Data provided »
######

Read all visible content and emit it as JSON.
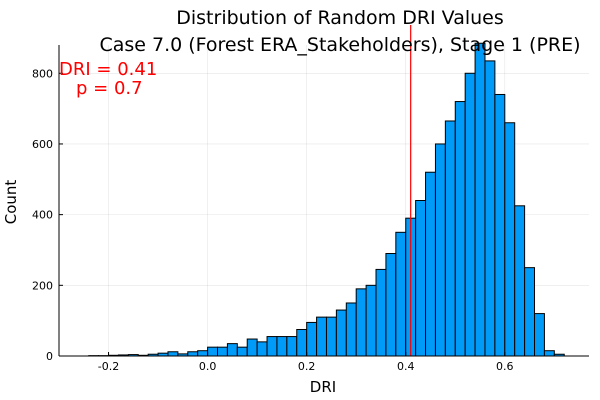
{
  "chart_data": {
    "type": "bar",
    "title_lines": [
      "Distribution of Random DRI Values",
      "Case 7.0 (Forest ERA_Stakeholders), Stage 1 (PRE)"
    ],
    "xlabel": "DRI",
    "ylabel": "Count",
    "xlim": [
      -0.3,
      0.77
    ],
    "ylim": [
      0,
      880
    ],
    "xticks": [
      -0.2,
      0.0,
      0.2,
      0.4,
      0.6
    ],
    "xtick_labels": [
      "-0.2",
      "0.0",
      "0.2",
      "0.4",
      "0.6"
    ],
    "yticks": [
      0,
      200,
      400,
      600,
      800
    ],
    "ytick_labels": [
      "0",
      "200",
      "400",
      "600",
      "800"
    ],
    "grid": true,
    "legend": "none",
    "bar_color": "#009af9",
    "bin_width": 0.02,
    "bins_start": [
      -0.24,
      -0.22,
      -0.2,
      -0.18,
      -0.16,
      -0.14,
      -0.12,
      -0.1,
      -0.08,
      -0.06,
      -0.04,
      -0.02,
      0.0,
      0.02,
      0.04,
      0.06,
      0.08,
      0.1,
      0.12,
      0.14,
      0.16,
      0.18,
      0.2,
      0.22,
      0.24,
      0.26,
      0.28,
      0.3,
      0.32,
      0.34,
      0.36,
      0.38,
      0.4,
      0.42,
      0.44,
      0.46,
      0.48,
      0.5,
      0.52,
      0.54,
      0.56,
      0.58,
      0.6,
      0.62,
      0.64,
      0.66,
      0.68,
      0.7
    ],
    "counts": [
      1,
      1,
      2,
      3,
      4,
      2,
      5,
      8,
      12,
      6,
      12,
      15,
      25,
      25,
      35,
      25,
      48,
      40,
      55,
      55,
      55,
      75,
      95,
      110,
      110,
      130,
      150,
      190,
      200,
      245,
      290,
      350,
      390,
      440,
      520,
      600,
      665,
      720,
      800,
      885,
      835,
      740,
      660,
      425,
      250,
      120,
      15,
      5
    ],
    "reference_line": {
      "x": 0.41,
      "color": "#ff0000"
    },
    "annotations": [
      "DRI = 0.41",
      "p = 0.7"
    ]
  }
}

######

What the task requires » Leave the pictures out and reproduce all of the records exactly.

Written response »
Read all visible content and emit it as JSON.
{
  "chart_data": {
    "type": "bar",
    "title_lines": [
      "Distribution of Random DRI Values",
      "Case 7.0 (Forest ERA_Stakeholders), Stage 1 (PRE)"
    ],
    "xlabel": "DRI",
    "ylabel": "Count",
    "xlim": [
      -0.3,
      0.77
    ],
    "ylim": [
      0,
      880
    ],
    "xticks": [
      -0.2,
      0.0,
      0.2,
      0.4,
      0.6
    ],
    "xtick_labels": [
      "-0.2",
      "0.0",
      "0.2",
      "0.4",
      "0.6"
    ],
    "yticks": [
      0,
      200,
      400,
      600,
      800
    ],
    "ytick_labels": [
      "0",
      "200",
      "400",
      "600",
      "800"
    ],
    "grid": true,
    "legend": "none",
    "bar_color": "#009af9",
    "bin_width": 0.02,
    "bins_start": [
      -0.24,
      -0.22,
      -0.2,
      -0.18,
      -0.16,
      -0.14,
      -0.12,
      -0.1,
      -0.08,
      -0.06,
      -0.04,
      -0.02,
      0.0,
      0.02,
      0.04,
      0.06,
      0.08,
      0.1,
      0.12,
      0.14,
      0.16,
      0.18,
      0.2,
      0.22,
      0.24,
      0.26,
      0.28,
      0.3,
      0.32,
      0.34,
      0.36,
      0.38,
      0.4,
      0.42,
      0.44,
      0.46,
      0.48,
      0.5,
      0.52,
      0.54,
      0.56,
      0.58,
      0.6,
      0.62,
      0.64,
      0.66,
      0.68,
      0.7
    ],
    "counts": [
      1,
      1,
      2,
      3,
      4,
      2,
      5,
      8,
      12,
      6,
      12,
      15,
      25,
      25,
      35,
      25,
      48,
      40,
      55,
      55,
      55,
      75,
      95,
      110,
      110,
      130,
      150,
      190,
      200,
      245,
      290,
      350,
      390,
      440,
      520,
      600,
      665,
      720,
      800,
      885,
      835,
      740,
      660,
      425,
      250,
      120,
      15,
      5
    ],
    "reference_line": {
      "x": 0.41,
      "color": "#ff0000"
    },
    "annotations": [
      "DRI = 0.41",
      "p = 0.7"
    ]
  }
}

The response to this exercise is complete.